ENTRIES PROVIDED.
==========
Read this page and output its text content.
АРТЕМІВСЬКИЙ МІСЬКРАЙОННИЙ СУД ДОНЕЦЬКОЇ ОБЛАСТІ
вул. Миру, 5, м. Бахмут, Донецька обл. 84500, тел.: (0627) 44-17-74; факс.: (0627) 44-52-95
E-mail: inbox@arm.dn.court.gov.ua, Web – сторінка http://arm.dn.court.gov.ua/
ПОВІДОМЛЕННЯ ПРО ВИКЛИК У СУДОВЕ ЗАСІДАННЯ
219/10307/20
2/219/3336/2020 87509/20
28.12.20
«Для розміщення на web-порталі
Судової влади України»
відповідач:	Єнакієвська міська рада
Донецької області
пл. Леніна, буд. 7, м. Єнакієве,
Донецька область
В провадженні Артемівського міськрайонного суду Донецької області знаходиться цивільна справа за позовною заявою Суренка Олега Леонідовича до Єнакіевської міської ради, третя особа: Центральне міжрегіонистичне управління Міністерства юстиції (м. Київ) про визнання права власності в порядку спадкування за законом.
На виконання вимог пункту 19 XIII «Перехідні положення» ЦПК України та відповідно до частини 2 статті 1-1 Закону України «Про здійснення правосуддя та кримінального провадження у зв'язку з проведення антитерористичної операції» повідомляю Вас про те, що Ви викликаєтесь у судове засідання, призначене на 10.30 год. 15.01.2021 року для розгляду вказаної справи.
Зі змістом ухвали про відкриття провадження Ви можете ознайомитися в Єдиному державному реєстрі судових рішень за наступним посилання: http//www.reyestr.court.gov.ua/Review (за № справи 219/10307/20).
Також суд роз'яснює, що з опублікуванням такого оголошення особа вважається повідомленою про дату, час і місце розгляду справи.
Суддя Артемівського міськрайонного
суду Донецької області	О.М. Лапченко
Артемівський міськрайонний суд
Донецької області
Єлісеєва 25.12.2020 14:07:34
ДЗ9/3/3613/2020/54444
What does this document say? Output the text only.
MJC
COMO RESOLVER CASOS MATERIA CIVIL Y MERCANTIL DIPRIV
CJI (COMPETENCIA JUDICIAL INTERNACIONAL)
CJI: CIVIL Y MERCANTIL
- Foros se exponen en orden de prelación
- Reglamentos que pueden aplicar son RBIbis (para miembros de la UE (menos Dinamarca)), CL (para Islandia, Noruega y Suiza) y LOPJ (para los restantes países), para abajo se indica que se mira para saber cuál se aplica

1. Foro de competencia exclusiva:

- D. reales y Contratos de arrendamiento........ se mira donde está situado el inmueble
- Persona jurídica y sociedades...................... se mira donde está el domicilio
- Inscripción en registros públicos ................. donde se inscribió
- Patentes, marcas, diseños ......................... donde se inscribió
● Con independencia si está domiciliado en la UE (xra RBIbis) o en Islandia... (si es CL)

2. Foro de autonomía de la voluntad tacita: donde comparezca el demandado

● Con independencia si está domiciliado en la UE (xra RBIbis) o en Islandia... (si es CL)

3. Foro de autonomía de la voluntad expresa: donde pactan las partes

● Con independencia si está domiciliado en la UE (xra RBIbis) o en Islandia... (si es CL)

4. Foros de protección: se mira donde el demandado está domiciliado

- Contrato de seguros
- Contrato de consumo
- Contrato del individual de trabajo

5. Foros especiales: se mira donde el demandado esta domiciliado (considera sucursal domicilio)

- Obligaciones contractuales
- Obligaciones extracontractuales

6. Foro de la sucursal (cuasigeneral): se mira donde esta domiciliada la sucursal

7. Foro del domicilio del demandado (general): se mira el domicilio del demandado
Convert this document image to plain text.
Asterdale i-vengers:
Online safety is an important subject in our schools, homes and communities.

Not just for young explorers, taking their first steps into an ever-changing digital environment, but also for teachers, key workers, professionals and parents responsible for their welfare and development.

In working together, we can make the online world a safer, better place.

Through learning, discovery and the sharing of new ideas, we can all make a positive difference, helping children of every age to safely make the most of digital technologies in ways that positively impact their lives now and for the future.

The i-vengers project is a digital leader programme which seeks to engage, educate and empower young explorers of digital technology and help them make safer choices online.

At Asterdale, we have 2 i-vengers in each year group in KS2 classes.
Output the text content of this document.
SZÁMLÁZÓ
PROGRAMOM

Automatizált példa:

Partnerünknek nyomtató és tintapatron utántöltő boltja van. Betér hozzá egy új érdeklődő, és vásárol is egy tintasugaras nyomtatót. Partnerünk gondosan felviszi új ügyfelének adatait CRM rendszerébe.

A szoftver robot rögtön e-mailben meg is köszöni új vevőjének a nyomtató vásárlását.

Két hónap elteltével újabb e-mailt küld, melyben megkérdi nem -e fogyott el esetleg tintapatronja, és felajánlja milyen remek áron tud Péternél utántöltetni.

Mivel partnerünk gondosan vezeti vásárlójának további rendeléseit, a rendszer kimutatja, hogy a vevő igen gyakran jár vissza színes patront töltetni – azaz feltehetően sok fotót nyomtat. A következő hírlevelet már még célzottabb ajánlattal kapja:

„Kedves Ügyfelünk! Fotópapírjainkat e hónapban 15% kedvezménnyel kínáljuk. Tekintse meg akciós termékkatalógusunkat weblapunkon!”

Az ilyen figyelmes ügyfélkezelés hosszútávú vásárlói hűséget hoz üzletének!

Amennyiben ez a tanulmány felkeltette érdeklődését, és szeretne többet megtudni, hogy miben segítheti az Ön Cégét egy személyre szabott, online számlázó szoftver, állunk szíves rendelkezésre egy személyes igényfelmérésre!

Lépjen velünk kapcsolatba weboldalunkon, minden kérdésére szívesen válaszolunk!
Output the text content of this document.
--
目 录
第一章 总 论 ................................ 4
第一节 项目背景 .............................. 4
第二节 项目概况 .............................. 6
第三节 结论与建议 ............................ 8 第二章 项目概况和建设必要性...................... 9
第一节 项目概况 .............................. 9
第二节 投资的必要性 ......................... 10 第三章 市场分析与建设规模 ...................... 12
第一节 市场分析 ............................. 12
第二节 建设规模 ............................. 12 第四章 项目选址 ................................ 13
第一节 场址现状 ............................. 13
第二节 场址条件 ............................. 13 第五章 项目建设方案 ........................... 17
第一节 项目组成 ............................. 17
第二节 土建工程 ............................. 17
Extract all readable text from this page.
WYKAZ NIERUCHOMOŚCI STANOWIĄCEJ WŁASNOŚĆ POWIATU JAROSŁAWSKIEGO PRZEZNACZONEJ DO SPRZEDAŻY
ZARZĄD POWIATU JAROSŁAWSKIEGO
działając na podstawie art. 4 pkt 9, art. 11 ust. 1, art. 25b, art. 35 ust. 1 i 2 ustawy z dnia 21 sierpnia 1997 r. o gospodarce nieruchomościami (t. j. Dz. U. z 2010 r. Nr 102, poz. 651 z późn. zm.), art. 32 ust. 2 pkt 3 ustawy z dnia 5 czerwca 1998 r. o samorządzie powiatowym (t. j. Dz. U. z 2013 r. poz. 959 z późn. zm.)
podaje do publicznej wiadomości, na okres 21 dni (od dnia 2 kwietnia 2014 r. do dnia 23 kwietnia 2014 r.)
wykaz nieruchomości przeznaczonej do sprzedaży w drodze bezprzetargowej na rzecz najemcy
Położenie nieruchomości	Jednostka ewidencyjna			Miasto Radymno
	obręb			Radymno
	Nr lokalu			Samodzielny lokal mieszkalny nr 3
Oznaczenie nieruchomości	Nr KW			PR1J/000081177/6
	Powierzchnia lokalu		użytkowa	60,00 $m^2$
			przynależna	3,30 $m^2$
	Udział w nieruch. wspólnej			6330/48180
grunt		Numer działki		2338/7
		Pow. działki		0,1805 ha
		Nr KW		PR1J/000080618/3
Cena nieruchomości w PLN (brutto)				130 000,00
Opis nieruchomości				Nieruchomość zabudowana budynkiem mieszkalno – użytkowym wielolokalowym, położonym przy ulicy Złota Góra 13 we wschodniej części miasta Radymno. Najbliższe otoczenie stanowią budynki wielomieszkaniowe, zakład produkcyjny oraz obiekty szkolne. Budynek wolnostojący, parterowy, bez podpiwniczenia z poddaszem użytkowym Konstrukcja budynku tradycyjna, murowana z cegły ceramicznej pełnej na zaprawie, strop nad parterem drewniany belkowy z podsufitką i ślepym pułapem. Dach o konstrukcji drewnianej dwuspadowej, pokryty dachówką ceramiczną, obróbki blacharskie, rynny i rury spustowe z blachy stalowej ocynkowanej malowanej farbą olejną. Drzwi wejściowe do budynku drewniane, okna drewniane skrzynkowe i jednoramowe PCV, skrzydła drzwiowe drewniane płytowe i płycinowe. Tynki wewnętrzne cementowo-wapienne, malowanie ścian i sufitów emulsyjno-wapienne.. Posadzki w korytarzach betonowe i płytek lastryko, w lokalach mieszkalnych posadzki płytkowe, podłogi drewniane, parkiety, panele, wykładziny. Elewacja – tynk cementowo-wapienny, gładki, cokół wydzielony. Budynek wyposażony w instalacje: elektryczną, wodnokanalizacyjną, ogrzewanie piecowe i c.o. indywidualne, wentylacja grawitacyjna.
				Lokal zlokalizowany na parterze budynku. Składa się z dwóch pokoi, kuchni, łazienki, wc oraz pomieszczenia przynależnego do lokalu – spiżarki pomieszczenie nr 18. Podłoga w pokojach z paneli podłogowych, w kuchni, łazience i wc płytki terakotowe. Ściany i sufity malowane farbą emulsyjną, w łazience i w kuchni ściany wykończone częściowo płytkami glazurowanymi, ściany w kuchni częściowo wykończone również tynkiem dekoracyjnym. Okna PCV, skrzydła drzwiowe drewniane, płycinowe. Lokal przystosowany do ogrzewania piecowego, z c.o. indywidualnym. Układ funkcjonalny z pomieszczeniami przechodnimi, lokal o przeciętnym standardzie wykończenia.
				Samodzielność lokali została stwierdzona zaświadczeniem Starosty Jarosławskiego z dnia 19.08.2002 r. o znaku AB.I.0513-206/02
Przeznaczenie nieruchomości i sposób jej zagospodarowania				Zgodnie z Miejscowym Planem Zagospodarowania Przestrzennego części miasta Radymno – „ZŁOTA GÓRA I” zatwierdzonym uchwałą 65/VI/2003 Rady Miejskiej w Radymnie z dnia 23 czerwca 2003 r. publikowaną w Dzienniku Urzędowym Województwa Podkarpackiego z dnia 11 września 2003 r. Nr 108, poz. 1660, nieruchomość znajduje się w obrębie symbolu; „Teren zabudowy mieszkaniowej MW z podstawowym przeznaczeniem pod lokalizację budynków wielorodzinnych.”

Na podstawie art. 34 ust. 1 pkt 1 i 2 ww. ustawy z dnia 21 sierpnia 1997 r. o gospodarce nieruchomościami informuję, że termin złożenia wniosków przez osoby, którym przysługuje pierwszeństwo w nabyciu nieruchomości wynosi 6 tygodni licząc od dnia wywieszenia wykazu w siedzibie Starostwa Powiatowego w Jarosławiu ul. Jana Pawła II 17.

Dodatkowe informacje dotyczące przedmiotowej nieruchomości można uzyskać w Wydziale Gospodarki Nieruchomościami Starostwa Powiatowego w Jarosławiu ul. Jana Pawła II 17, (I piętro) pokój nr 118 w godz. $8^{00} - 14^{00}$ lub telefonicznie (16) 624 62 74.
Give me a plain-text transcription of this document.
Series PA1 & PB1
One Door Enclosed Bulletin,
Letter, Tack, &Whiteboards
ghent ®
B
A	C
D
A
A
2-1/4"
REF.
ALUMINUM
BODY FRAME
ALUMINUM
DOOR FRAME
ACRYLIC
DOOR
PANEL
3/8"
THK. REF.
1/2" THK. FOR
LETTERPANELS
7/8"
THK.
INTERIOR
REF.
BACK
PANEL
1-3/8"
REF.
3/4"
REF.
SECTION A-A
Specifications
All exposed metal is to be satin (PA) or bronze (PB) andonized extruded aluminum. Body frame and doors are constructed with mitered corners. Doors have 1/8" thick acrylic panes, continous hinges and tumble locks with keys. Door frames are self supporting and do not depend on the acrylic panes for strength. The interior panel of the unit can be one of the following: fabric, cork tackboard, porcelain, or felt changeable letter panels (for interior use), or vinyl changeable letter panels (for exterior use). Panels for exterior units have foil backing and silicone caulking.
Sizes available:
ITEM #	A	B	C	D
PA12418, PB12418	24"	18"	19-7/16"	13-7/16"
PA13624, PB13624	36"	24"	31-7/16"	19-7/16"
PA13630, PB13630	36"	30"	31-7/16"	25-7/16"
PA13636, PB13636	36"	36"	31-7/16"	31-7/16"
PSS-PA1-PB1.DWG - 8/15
==========
WHAT IS BEING ASKED.
Show the lines of the records that contain the word "Foros".

COMPLETED EXERCISE.
- Foros se exponen en orden de prelación
4. Foros de protección: se mira donde el demandado está domiciliado
5. Foros especiales: se mira donde el demandado esta domiciliado (considera sucursal domicilio)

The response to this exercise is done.